INSTRUCTIONS TO FOLLOW: Reproduce every line of the records below word for word.

***** ROWS *****

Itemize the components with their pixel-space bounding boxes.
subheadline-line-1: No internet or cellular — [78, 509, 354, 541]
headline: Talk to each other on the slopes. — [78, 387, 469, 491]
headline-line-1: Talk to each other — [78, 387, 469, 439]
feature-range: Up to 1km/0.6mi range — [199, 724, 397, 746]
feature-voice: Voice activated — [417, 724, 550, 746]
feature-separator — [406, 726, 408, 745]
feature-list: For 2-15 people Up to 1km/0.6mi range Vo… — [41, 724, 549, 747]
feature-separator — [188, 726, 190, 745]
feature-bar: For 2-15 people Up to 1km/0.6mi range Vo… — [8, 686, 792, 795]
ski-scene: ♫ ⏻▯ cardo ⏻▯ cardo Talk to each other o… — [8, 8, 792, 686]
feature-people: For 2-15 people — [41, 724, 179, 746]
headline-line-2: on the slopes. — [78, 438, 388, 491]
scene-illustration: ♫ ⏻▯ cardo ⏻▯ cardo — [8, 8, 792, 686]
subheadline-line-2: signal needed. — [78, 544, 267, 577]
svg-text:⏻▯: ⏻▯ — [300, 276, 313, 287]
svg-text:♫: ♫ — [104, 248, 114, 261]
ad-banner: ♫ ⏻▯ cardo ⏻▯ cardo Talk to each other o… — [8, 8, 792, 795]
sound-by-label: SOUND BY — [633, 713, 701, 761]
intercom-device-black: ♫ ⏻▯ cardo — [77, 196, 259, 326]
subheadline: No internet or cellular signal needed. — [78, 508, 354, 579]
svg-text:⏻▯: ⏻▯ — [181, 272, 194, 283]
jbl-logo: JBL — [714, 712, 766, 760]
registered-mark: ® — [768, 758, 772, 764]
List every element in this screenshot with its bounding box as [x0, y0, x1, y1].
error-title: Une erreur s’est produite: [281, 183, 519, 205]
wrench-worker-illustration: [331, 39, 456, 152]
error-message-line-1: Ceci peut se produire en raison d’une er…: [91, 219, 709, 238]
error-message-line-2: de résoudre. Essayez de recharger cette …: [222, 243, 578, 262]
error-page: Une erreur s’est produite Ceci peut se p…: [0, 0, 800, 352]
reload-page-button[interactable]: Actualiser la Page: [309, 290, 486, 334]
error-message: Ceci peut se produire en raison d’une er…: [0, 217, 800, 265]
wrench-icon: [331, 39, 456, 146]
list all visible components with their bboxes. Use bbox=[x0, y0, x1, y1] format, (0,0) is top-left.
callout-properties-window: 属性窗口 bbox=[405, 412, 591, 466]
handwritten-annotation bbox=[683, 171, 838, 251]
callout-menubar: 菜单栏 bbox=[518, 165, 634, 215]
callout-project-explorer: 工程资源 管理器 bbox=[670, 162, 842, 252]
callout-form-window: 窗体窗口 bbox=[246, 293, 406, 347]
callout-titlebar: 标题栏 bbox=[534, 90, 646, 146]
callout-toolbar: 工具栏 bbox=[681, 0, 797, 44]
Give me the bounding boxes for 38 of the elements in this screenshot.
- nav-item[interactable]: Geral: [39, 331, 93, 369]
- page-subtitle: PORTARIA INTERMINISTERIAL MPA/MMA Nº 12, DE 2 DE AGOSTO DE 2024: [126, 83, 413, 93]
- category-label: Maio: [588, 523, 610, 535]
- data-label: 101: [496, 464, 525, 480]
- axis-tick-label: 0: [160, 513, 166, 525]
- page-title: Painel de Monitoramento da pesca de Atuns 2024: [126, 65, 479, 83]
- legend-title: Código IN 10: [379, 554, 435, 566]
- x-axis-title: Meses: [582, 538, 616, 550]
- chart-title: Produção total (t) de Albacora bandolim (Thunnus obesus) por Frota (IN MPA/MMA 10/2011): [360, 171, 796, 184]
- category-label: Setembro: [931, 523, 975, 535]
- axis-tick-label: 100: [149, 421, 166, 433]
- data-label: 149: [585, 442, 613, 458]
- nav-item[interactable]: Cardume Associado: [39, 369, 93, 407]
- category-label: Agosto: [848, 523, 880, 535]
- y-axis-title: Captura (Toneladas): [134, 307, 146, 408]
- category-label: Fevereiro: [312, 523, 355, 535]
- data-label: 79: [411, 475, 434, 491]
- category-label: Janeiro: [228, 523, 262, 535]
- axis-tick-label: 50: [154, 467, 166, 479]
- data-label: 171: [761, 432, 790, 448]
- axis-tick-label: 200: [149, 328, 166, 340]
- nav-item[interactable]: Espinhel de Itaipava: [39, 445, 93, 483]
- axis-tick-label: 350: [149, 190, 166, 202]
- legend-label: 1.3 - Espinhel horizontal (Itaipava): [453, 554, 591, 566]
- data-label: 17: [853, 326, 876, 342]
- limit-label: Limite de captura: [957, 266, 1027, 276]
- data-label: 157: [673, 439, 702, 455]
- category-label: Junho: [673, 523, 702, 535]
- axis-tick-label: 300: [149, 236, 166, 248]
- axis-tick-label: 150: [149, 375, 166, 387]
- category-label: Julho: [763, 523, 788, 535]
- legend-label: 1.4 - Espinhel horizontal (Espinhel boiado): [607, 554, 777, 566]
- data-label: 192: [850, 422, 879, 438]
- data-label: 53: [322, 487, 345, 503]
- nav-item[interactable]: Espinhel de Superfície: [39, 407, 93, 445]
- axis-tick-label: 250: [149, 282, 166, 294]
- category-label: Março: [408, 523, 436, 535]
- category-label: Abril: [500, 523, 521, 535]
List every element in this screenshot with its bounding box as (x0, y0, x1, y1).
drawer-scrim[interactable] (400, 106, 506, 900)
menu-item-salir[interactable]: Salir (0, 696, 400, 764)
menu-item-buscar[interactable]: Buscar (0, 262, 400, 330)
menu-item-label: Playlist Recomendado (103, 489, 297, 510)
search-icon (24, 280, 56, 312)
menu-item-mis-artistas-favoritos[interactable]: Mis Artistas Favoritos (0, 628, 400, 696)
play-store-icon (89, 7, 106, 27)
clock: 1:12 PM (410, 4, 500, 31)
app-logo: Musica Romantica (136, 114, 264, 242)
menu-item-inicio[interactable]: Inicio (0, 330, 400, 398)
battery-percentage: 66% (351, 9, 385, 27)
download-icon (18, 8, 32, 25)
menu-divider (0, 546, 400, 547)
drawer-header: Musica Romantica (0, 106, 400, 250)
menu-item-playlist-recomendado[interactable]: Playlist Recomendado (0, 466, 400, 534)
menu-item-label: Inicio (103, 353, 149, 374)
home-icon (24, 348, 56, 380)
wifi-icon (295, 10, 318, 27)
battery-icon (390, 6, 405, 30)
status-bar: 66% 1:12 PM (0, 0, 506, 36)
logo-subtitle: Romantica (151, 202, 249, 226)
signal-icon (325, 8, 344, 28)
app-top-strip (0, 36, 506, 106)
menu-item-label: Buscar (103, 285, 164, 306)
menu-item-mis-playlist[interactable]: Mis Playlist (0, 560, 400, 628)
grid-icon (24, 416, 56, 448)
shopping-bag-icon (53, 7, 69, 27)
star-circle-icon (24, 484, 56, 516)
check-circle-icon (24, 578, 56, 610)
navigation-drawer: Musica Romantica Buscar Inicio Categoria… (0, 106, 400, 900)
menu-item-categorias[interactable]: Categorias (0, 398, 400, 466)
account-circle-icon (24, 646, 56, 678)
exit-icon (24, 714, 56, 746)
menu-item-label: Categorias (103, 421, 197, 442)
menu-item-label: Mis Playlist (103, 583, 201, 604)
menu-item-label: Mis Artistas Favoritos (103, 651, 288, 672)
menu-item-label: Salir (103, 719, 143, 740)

*****

ANSWER TO THIS TASK:
Itemize the components with their pixel-space bounding boxes.
subheadline-line-1: No internet or cellular — [78, 509, 354, 541]
headline: Talk to each other on the slopes. — [78, 387, 469, 491]
headline-line-1: Talk to each other — [78, 387, 469, 439]
feature-range: Up to 1km/0.6mi range — [199, 724, 397, 746]
feature-voice: Voice activated — [417, 724, 550, 746]
feature-separator — [406, 726, 408, 745]
feature-list: For 2-15 people Up to 1km/0.6mi range Vo… — [41, 724, 549, 747]
feature-separator — [188, 726, 190, 745]
feature-bar: For 2-15 people Up to 1km/0.6mi range Vo… — [8, 686, 792, 795]
ski-scene: ♫ ⏻▯ cardo ⏻▯ cardo Talk to each other o… — [8, 8, 792, 686]
feature-people: For 2-15 people — [41, 724, 179, 746]
headline-line-2: on the slopes. — [78, 438, 388, 491]
scene-illustration: ♫ ⏻▯ cardo ⏻▯ cardo — [8, 8, 792, 686]
subheadline-line-2: signal needed. — [78, 544, 267, 577]
svg-text:⏻▯: ⏻▯ — [300, 276, 313, 287]
svg-text:♫: ♫ — [104, 248, 114, 261]
ad-banner: ♫ ⏻▯ cardo ⏻▯ cardo Talk to each other o… — [8, 8, 792, 795]
sound-by-label: SOUND BY — [633, 713, 701, 761]
intercom-device-black: ♫ ⏻▯ cardo — [77, 196, 259, 326]
subheadline: No internet or cellular signal needed. — [78, 508, 354, 579]
svg-text:⏻▯: ⏻▯ — [181, 272, 194, 283]
jbl-logo: JBL — [714, 712, 766, 760]
registered-mark: ® — [768, 758, 772, 764]
List every element in this screenshot with its bounding box as [x0, y0, x1, y1].
error-title: Une erreur s’est produite: [281, 183, 519, 205]
wrench-worker-illustration: [331, 39, 456, 152]
error-message-line-1: Ceci peut se produire en raison d’une er…: [91, 219, 709, 238]
error-message-line-2: de résoudre. Essayez de recharger cette …: [222, 243, 578, 262]
error-page: Une erreur s’est produite Ceci peut se p…: [0, 0, 800, 352]
reload-page-button[interactable]: Actualiser la Page: [309, 290, 486, 334]
error-message: Ceci peut se produire en raison d’une er…: [0, 217, 800, 265]
wrench-icon: [331, 39, 456, 146]
list all visible components with their bboxes. Use bbox=[x0, y0, x1, y1] format, (0,0) is top-left.
callout-properties-window: 属性窗口 bbox=[405, 412, 591, 466]
handwritten-annotation bbox=[683, 171, 838, 251]
callout-menubar: 菜单栏 bbox=[518, 165, 634, 215]
callout-project-explorer: 工程资源 管理器 bbox=[670, 162, 842, 252]
callout-form-window: 窗体窗口 bbox=[246, 293, 406, 347]
callout-titlebar: 标题栏 bbox=[534, 90, 646, 146]
callout-toolbar: 工具栏 bbox=[681, 0, 797, 44]
Give me the bounding boxes for 38 of the elements in this screenshot.
- nav-item[interactable]: Geral: [39, 331, 93, 369]
- page-subtitle: PORTARIA INTERMINISTERIAL MPA/MMA Nº 12, DE 2 DE AGOSTO DE 2024: [126, 83, 413, 93]
- category-label: Maio: [588, 523, 610, 535]
- data-label: 101: [496, 464, 525, 480]
- axis-tick-label: 0: [160, 513, 166, 525]
- page-title: Painel de Monitoramento da pesca de Atuns 2024: [126, 65, 479, 83]
- legend-title: Código IN 10: [379, 554, 435, 566]
- x-axis-title: Meses: [582, 538, 616, 550]
- chart-title: Produção total (t) de Albacora bandolim (Thunnus obesus) por Frota (IN MPA/MMA 10/2011): [360, 171, 796, 184]
- category-label: Setembro: [931, 523, 975, 535]
- axis-tick-label: 100: [149, 421, 166, 433]
- data-label: 149: [585, 442, 613, 458]
- nav-item[interactable]: Cardume Associado: [39, 369, 93, 407]
- category-label: Agosto: [848, 523, 880, 535]
- y-axis-title: Captura (Toneladas): [134, 307, 146, 408]
- category-label: Fevereiro: [312, 523, 355, 535]
- data-label: 79: [411, 475, 434, 491]
- category-label: Janeiro: [228, 523, 262, 535]
- axis-tick-label: 50: [154, 467, 166, 479]
- data-label: 171: [761, 432, 790, 448]
- axis-tick-label: 200: [149, 328, 166, 340]
- nav-item[interactable]: Espinhel de Itaipava: [39, 445, 93, 483]
- axis-tick-label: 350: [149, 190, 166, 202]
- legend-label: 1.3 - Espinhel horizontal (Itaipava): [453, 554, 591, 566]
- data-label: 17: [853, 326, 876, 342]
- limit-label: Limite de captura: [957, 266, 1027, 276]
- data-label: 157: [673, 439, 702, 455]
- category-label: Junho: [673, 523, 702, 535]
- axis-tick-label: 300: [149, 236, 166, 248]
- axis-tick-label: 150: [149, 375, 166, 387]
- category-label: Julho: [763, 523, 788, 535]
- legend-label: 1.4 - Espinhel horizontal (Espinhel boiado): [607, 554, 777, 566]
- data-label: 192: [850, 422, 879, 438]
- data-label: 53: [322, 487, 345, 503]
- nav-item[interactable]: Espinhel de Superfície: [39, 407, 93, 445]
- axis-tick-label: 250: [149, 282, 166, 294]
- category-label: Março: [408, 523, 436, 535]
- category-label: Abril: [500, 523, 521, 535]
List every element in this screenshot with its bounding box as (x0, y0, x1, y1).
drawer-scrim[interactable] (400, 106, 506, 900)
menu-item-salir[interactable]: Salir (0, 696, 400, 764)
menu-item-buscar[interactable]: Buscar (0, 262, 400, 330)
menu-item-label: Playlist Recomendado (103, 489, 297, 510)
search-icon (24, 280, 56, 312)
menu-item-mis-artistas-favoritos[interactable]: Mis Artistas Favoritos (0, 628, 400, 696)
play-store-icon (89, 7, 106, 27)
clock: 1:12 PM (410, 4, 500, 31)
app-logo: Musica Romantica (136, 114, 264, 242)
menu-item-inicio[interactable]: Inicio (0, 330, 400, 398)
battery-percentage: 66% (351, 9, 385, 27)
download-icon (18, 8, 32, 25)
menu-divider (0, 546, 400, 547)
drawer-header: Musica Romantica (0, 106, 400, 250)
menu-item-playlist-recomendado[interactable]: Playlist Recomendado (0, 466, 400, 534)
menu-item-label: Inicio (103, 353, 149, 374)
home-icon (24, 348, 56, 380)
wifi-icon (295, 10, 318, 27)
battery-icon (390, 6, 405, 30)
status-bar: 66% 1:12 PM (0, 0, 506, 36)
logo-subtitle: Romantica (151, 202, 249, 226)
signal-icon (325, 8, 344, 28)
app-top-strip (0, 36, 506, 106)
menu-item-label: Buscar (103, 285, 164, 306)
menu-item-mis-playlist[interactable]: Mis Playlist (0, 560, 400, 628)
grid-icon (24, 416, 56, 448)
shopping-bag-icon (53, 7, 69, 27)
star-circle-icon (24, 484, 56, 516)
check-circle-icon (24, 578, 56, 610)
navigation-drawer: Musica Romantica Buscar Inicio Categoria… (0, 106, 400, 900)
menu-item-categorias[interactable]: Categorias (0, 398, 400, 466)
account-circle-icon (24, 646, 56, 678)
exit-icon (24, 714, 56, 746)
menu-item-label: Categorias (103, 421, 197, 442)
menu-item-label: Mis Playlist (103, 583, 201, 604)
menu-item-label: Mis Artistas Favoritos (103, 651, 288, 672)
menu-item-label: Salir (103, 719, 143, 740)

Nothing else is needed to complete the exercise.